→ **Exercise**
Retype everything from the start of the rows below down to the line containing "hex-row: 0000025800 00", including both ends.

Data listing:
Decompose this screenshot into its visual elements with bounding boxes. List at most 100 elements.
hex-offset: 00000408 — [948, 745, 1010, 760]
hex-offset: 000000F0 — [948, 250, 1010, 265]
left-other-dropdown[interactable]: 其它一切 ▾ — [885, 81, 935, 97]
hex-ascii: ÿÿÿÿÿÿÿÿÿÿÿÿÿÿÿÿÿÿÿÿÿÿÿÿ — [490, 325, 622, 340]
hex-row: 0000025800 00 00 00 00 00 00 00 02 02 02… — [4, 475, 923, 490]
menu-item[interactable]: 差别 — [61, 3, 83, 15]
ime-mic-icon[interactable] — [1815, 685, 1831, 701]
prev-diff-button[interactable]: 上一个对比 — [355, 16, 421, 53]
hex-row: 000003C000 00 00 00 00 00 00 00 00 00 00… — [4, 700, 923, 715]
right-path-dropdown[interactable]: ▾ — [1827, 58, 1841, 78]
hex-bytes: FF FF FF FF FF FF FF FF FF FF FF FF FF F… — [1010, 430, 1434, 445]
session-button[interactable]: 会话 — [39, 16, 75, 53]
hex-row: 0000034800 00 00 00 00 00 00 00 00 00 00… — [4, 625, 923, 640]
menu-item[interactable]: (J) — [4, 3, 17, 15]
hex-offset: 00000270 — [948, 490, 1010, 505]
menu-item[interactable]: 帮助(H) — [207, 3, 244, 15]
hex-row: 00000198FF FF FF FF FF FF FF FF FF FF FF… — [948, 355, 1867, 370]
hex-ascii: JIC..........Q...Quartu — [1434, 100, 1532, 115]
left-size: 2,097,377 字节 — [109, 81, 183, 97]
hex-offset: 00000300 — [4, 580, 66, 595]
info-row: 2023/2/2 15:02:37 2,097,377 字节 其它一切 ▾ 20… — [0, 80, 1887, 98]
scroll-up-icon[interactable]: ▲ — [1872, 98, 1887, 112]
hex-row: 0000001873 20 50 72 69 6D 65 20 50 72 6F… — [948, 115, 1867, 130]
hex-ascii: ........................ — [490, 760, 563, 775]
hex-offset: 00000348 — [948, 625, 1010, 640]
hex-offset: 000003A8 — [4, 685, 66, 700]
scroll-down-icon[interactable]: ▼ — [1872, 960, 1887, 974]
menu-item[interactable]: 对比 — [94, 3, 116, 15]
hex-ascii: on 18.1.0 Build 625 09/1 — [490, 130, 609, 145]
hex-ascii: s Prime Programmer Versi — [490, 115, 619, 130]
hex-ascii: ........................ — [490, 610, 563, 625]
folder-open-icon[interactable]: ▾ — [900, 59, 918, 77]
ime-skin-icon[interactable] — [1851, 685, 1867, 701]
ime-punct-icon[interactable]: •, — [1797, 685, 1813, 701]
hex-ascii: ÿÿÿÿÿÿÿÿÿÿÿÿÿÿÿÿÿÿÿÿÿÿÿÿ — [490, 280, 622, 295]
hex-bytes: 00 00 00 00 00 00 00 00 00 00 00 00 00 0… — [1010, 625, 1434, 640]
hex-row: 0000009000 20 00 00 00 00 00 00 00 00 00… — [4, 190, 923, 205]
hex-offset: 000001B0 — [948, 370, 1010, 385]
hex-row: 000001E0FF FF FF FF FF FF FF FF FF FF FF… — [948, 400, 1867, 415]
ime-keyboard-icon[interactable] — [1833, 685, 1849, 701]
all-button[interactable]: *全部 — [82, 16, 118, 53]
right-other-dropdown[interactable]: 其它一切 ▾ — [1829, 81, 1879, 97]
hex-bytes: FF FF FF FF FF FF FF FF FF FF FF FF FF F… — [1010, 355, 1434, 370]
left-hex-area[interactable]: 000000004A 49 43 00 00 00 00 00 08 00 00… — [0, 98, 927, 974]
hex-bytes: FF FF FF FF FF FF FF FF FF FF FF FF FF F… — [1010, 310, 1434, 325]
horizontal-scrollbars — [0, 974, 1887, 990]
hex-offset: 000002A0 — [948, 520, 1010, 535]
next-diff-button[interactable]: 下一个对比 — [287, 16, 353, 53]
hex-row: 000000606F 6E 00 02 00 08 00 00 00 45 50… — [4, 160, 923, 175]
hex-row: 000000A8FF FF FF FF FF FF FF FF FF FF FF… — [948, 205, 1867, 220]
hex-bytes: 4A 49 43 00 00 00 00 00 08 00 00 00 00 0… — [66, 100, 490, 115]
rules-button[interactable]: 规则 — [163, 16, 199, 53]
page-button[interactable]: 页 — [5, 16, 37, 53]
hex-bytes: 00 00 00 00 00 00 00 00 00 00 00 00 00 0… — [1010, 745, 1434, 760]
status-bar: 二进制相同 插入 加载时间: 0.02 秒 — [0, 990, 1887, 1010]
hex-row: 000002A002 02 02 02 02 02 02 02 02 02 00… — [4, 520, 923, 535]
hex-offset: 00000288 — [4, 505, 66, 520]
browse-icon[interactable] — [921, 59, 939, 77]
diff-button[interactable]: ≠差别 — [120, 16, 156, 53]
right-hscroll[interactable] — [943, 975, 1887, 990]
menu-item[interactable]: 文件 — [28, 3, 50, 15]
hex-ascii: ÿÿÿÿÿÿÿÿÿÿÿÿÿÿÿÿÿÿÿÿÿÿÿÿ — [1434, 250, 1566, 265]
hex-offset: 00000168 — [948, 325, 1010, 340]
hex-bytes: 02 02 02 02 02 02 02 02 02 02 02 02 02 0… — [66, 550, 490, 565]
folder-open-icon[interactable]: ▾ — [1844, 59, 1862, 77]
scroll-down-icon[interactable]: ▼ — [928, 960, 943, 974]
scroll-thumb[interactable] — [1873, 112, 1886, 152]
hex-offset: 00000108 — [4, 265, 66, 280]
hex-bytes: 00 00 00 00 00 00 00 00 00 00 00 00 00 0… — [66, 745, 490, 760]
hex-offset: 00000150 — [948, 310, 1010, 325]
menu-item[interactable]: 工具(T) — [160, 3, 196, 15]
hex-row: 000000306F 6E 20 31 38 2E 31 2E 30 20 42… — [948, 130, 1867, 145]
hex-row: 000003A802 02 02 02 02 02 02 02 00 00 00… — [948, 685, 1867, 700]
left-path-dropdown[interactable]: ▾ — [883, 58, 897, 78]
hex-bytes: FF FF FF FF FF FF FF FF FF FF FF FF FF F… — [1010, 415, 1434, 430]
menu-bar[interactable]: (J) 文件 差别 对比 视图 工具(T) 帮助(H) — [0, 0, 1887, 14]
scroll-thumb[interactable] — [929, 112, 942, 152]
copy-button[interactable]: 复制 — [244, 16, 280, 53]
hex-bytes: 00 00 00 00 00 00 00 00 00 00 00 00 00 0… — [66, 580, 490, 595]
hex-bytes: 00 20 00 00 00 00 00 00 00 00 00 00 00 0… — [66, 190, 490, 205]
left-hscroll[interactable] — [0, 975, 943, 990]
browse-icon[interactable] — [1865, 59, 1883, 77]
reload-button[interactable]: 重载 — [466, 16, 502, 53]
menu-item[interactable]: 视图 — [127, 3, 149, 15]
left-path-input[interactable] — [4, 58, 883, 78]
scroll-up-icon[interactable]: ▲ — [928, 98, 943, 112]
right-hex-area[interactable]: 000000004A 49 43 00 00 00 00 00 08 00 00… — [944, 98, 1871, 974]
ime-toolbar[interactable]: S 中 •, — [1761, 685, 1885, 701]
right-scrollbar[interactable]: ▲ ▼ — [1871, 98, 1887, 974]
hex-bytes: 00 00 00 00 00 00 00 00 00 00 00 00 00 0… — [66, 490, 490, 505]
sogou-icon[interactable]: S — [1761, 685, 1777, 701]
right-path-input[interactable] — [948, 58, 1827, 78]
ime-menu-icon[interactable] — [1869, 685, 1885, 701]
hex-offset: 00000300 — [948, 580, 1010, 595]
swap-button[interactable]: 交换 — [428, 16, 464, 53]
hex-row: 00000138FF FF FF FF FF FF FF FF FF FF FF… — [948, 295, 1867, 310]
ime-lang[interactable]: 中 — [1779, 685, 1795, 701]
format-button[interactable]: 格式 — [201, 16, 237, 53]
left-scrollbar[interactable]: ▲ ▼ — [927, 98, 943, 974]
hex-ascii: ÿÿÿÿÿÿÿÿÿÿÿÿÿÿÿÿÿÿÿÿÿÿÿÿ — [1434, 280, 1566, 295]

→ **Exercise output**
Decompose this screenshot into its visual elements with bounding boxes. List at most 100 elements.
hex-offset: 00000408 — [948, 745, 1010, 760]
hex-offset: 000000F0 — [948, 250, 1010, 265]
left-other-dropdown[interactable]: 其它一切 ▾ — [885, 81, 935, 97]
hex-ascii: ÿÿÿÿÿÿÿÿÿÿÿÿÿÿÿÿÿÿÿÿÿÿÿÿ — [490, 325, 622, 340]
hex-row: 0000025800 00 00 00 00 00 00 00 02 02 02… — [4, 475, 923, 490]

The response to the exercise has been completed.